====== Records shown

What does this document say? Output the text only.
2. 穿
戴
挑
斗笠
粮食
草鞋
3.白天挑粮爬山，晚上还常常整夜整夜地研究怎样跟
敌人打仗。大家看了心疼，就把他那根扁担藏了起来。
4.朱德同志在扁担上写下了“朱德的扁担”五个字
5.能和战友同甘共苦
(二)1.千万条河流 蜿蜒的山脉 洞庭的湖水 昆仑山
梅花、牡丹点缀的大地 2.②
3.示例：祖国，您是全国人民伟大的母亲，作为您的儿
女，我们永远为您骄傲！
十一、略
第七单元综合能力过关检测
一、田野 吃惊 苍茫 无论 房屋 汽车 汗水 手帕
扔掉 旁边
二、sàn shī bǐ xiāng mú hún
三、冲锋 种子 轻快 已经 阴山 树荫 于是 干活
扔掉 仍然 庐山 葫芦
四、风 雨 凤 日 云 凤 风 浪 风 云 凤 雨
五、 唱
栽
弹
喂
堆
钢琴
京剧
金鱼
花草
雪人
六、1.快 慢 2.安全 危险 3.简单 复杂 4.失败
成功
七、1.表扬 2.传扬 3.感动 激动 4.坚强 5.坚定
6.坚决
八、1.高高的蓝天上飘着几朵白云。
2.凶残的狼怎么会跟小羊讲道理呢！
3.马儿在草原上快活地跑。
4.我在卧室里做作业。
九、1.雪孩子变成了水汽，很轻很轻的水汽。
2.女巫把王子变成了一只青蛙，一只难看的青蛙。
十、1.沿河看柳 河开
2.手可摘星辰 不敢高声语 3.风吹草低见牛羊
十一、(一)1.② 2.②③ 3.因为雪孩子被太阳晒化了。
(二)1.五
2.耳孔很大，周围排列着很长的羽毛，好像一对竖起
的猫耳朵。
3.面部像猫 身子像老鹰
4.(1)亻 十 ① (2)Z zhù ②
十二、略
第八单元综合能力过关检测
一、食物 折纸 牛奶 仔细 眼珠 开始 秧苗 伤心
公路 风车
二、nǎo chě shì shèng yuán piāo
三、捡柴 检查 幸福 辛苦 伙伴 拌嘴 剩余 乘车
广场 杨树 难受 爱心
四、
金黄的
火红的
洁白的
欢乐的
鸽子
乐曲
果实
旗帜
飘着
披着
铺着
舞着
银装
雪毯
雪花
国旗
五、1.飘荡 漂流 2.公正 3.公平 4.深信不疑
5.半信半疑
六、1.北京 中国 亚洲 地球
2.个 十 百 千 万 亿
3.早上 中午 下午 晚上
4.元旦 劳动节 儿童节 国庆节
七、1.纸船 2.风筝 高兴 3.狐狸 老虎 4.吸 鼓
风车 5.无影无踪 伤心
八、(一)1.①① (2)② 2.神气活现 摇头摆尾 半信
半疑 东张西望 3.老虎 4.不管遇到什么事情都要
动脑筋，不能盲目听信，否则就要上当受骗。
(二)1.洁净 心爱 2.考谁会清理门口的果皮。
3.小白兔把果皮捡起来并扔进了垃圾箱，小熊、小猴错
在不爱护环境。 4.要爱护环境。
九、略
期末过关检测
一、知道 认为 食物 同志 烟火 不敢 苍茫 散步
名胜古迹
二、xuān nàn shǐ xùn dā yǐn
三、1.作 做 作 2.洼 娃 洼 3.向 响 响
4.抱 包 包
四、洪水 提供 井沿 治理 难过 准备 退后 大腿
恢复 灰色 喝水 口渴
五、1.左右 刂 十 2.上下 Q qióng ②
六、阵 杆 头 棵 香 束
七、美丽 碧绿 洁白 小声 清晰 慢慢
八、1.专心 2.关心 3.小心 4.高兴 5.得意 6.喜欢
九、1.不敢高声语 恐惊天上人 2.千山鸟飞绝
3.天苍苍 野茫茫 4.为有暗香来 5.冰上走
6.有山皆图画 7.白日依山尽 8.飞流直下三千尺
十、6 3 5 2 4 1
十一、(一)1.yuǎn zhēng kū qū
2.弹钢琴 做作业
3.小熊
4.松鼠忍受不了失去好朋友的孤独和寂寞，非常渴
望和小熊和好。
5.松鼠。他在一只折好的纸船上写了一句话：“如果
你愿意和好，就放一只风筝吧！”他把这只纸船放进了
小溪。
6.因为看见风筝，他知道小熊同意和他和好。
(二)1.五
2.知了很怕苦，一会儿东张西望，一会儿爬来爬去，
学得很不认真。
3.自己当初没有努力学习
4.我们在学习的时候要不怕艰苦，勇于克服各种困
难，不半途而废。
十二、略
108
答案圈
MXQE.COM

============

### To be done
Search the listing above for the string "不敢高声语". Copy every line that contains it.

### Solved exercise
2.手可摘星辰 不敢高声语 3.风吹草低见牛羊
九、1.不敢高声语 恐惊天上人 2.千山鸟飞绝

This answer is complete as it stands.